Part of a data file:
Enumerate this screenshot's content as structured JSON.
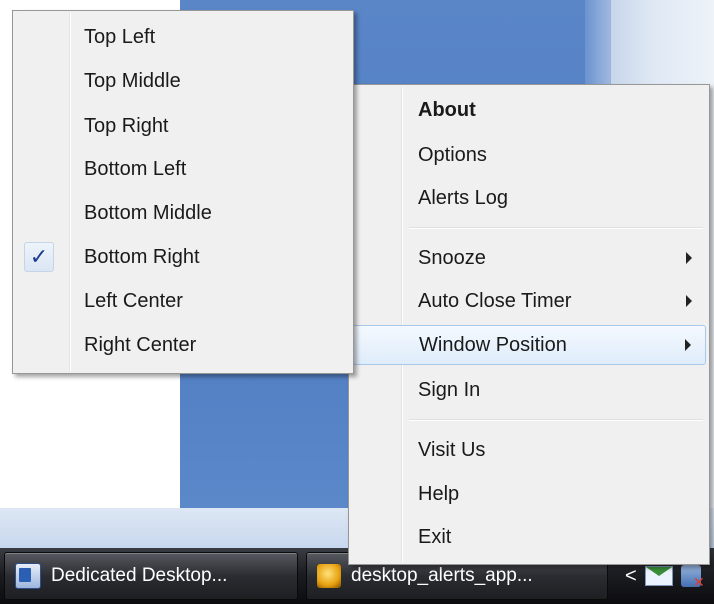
{
  "main_menu": {
    "items": [
      {
        "label": "About",
        "bold": true
      },
      {
        "label": "Options"
      },
      {
        "label": "Alerts Log"
      },
      {
        "label": "Snooze",
        "submenu": true
      },
      {
        "label": "Auto Close Timer",
        "submenu": true
      },
      {
        "label": "Window Position",
        "submenu": true,
        "highlighted": true
      },
      {
        "label": "Sign In"
      },
      {
        "label": "Visit Us"
      },
      {
        "label": "Help"
      },
      {
        "label": "Exit"
      }
    ]
  },
  "position_submenu": {
    "items": [
      {
        "label": "Top Left"
      },
      {
        "label": "Top Middle"
      },
      {
        "label": "Top Right"
      },
      {
        "label": "Bottom Left"
      },
      {
        "label": "Bottom Middle"
      },
      {
        "label": "Bottom Right",
        "checked": true
      },
      {
        "label": "Left Center"
      },
      {
        "label": "Right Center"
      }
    ],
    "check_glyph": "✓"
  },
  "taskbar": {
    "buttons": [
      {
        "label": "Dedicated Desktop...",
        "icon": "word-document-icon"
      },
      {
        "label": "desktop_alerts_app...",
        "icon": "desktop-alerts-icon"
      }
    ],
    "tray": {
      "chevron": "<",
      "icons": [
        "mail-icon",
        "network-disconnected-icon"
      ]
    }
  }
}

INSTRUCTION:
Read the data above. Pull out each line in which the string "Right" appears.

EXPECTED OUTPUT:
        "label": "Top Right"
        "label": "Bottom Right",
        "label": "Right Center"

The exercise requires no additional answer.